:: Entries with figure data ::
-=-=-=-=-

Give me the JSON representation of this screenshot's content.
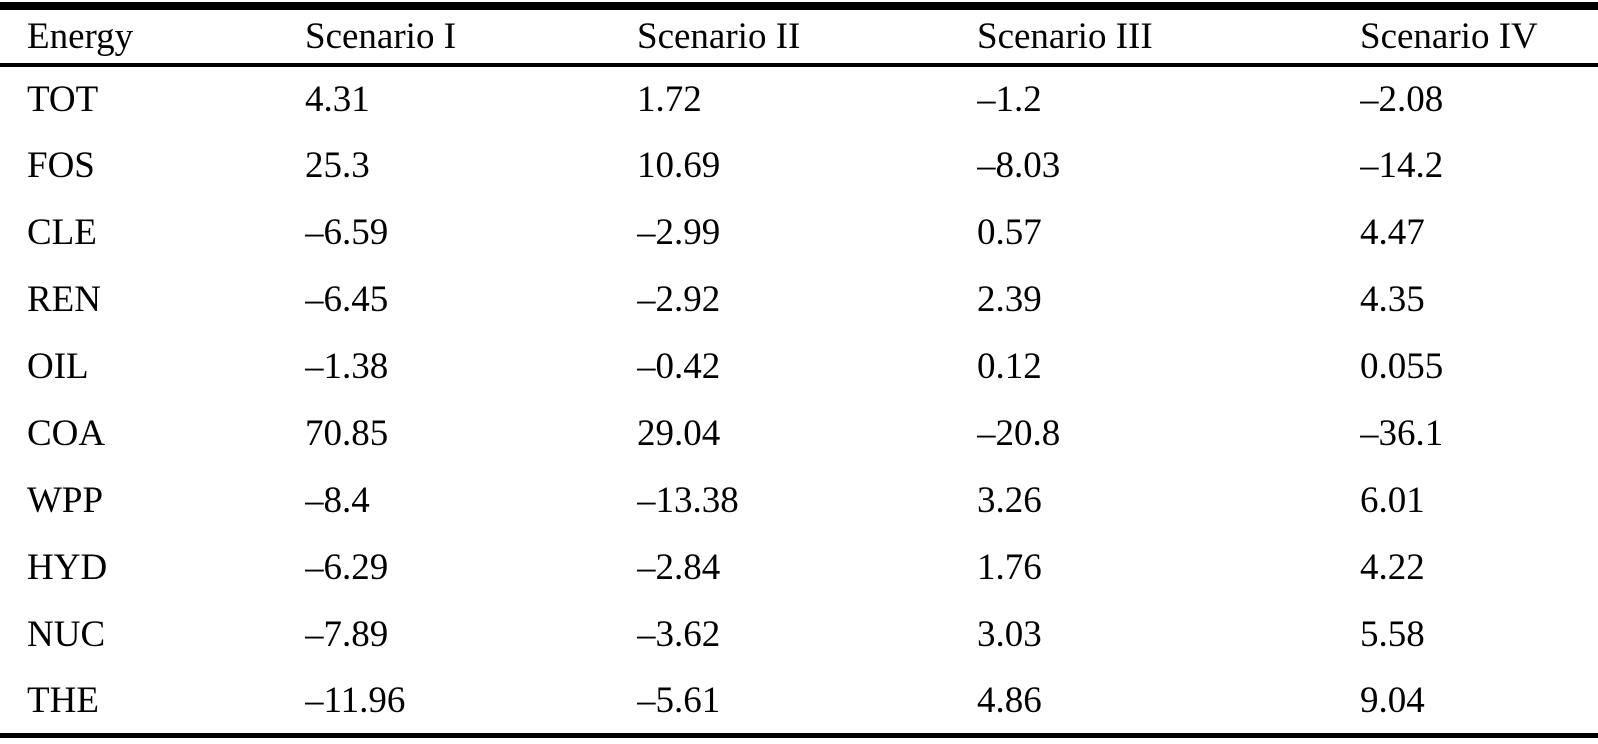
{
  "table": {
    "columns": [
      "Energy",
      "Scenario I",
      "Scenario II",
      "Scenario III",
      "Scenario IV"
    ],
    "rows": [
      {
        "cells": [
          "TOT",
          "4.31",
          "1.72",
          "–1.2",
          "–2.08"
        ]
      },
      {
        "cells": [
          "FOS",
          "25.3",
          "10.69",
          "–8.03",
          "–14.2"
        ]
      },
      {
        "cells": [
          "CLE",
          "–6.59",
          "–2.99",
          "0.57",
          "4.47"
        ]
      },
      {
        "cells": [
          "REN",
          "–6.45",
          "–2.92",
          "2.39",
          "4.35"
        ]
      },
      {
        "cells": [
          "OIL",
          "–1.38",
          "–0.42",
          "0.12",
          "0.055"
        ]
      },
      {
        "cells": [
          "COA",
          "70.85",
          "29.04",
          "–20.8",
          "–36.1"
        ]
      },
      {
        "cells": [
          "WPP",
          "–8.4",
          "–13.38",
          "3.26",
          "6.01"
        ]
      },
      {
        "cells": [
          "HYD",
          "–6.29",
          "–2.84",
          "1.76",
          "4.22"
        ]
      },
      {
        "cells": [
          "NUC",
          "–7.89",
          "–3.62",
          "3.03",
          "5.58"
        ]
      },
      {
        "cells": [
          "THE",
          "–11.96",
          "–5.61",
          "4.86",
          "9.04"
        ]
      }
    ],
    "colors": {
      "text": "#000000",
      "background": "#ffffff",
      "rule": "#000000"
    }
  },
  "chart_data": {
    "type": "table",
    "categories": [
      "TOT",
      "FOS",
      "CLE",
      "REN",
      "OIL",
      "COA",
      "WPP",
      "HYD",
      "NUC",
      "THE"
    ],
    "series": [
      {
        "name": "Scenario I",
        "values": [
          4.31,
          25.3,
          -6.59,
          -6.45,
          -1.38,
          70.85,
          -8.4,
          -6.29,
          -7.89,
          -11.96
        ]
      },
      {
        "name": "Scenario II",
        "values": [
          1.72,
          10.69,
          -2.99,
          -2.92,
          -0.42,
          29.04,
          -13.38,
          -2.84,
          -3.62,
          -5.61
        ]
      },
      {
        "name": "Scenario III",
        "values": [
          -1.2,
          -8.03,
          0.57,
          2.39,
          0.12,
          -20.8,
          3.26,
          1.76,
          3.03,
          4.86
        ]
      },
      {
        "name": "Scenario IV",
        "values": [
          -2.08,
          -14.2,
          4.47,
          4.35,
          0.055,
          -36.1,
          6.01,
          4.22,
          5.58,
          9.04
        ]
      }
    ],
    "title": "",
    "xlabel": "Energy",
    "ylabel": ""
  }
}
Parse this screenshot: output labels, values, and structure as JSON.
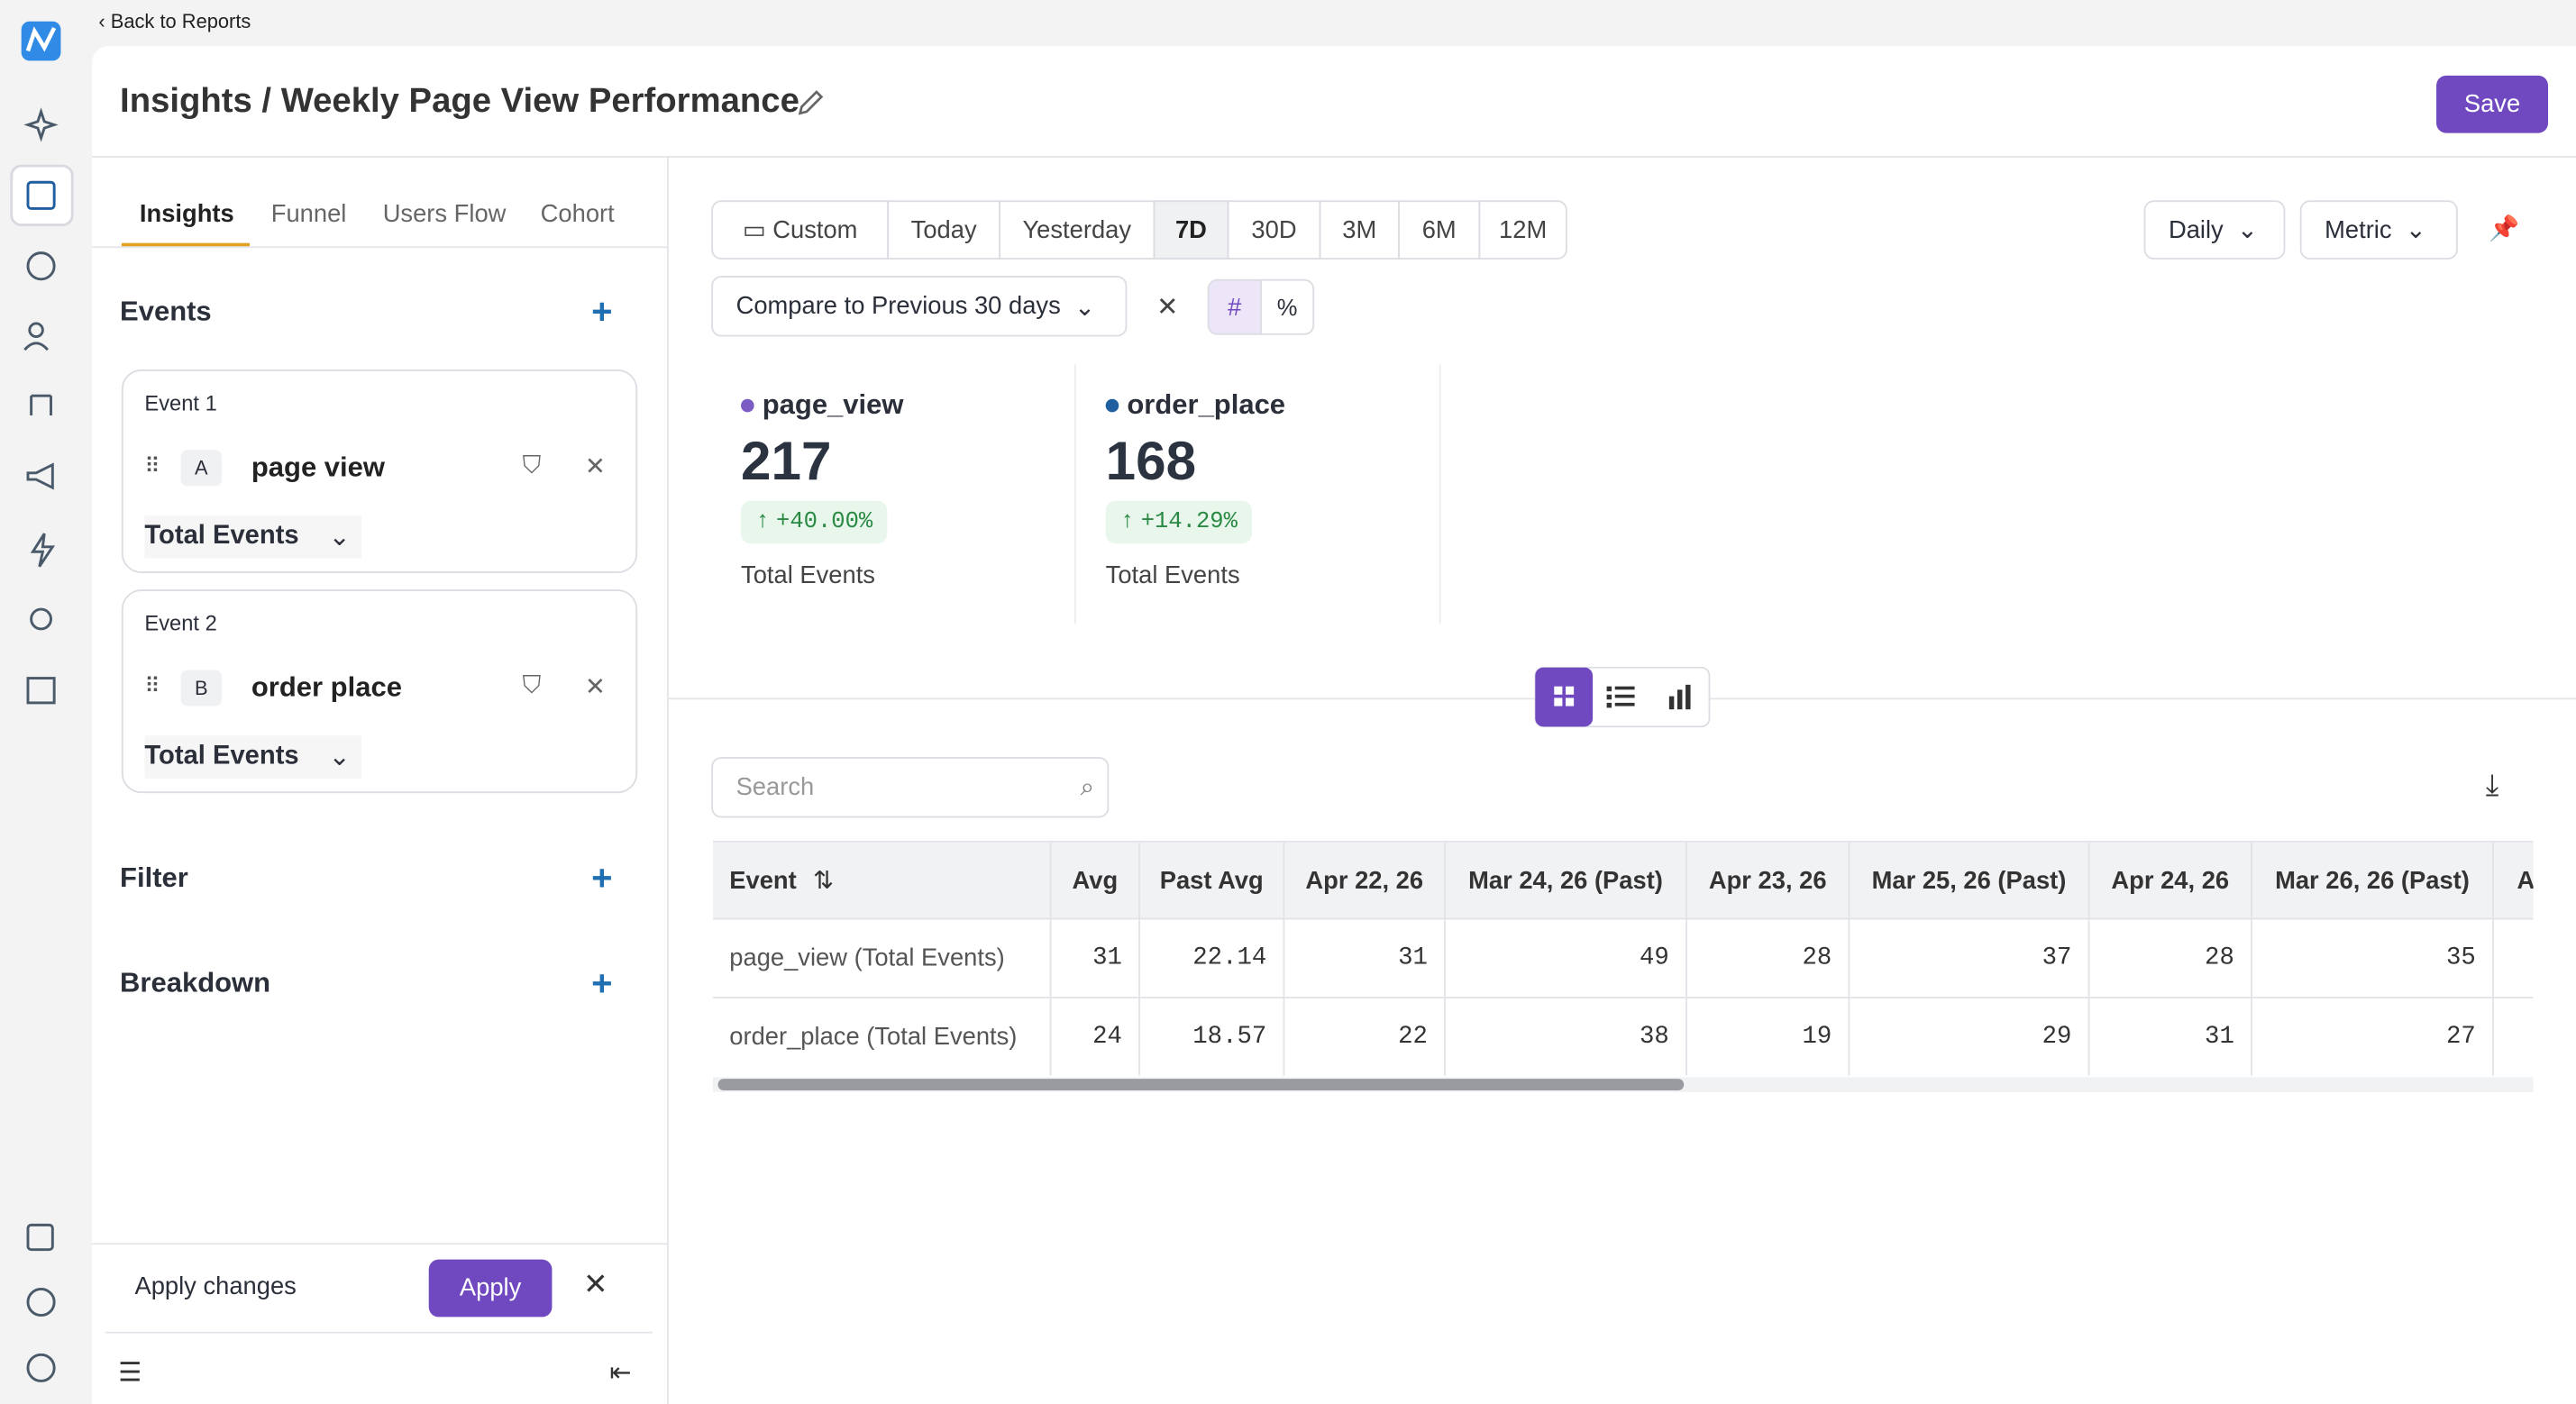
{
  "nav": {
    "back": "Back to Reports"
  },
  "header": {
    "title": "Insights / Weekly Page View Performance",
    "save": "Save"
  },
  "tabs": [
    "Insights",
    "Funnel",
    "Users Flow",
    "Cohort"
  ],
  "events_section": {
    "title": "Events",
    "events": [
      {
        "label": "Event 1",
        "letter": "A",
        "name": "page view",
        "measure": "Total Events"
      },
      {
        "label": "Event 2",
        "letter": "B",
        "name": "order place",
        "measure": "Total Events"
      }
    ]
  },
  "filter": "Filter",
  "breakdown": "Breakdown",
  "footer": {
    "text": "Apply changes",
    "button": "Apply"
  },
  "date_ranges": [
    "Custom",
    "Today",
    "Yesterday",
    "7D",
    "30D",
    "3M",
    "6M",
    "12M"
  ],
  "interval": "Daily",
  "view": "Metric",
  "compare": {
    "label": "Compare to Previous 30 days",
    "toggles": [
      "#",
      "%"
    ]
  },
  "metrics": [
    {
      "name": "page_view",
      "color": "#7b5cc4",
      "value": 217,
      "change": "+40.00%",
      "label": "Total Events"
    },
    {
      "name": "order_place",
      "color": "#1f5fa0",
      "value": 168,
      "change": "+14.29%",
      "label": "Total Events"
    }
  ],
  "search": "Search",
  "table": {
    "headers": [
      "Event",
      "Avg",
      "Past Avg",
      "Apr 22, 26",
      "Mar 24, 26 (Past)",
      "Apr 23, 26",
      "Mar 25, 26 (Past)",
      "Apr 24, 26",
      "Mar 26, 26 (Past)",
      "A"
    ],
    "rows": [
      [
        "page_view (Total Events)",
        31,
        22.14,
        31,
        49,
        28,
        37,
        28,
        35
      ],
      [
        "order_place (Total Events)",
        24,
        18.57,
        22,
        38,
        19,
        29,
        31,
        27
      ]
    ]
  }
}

-=-=-=-=-

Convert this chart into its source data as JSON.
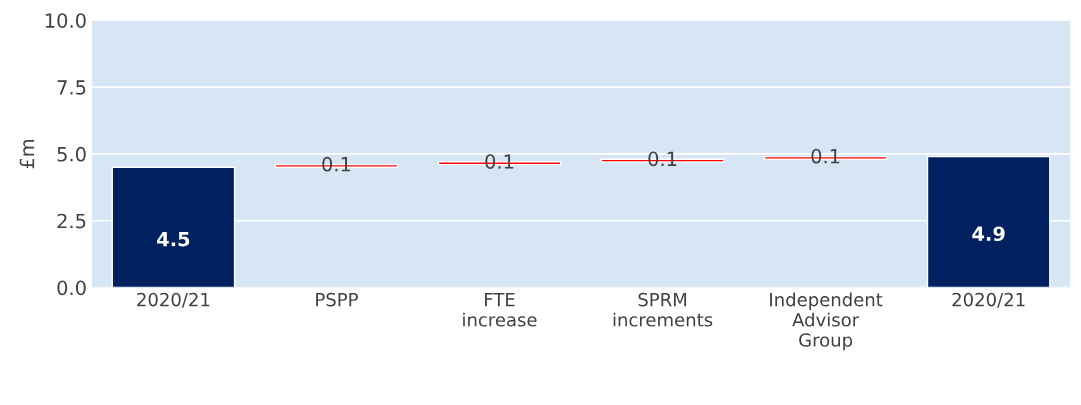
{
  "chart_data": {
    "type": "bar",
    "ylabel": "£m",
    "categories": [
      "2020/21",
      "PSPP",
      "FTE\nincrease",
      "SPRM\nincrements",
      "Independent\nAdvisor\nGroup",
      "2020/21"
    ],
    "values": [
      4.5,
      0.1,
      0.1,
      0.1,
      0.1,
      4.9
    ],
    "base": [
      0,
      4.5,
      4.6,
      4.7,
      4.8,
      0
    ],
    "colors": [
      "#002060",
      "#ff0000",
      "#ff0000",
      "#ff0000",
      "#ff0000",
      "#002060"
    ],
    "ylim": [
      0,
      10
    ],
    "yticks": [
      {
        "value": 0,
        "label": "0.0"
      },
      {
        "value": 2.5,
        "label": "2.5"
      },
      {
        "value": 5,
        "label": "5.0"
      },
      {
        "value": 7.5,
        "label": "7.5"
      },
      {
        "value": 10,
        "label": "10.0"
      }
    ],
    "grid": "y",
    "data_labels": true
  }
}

-=-=-=-=-

:: Exercise requirements ::
Track down every line of the material containing the string "JSON", and copy it.

:: Response below ::
Give me the JSON representation of this screenshot's content.
Parse this screenshot: output labels, values, and structure as JSON.
Convert this chart into its source data as JSON.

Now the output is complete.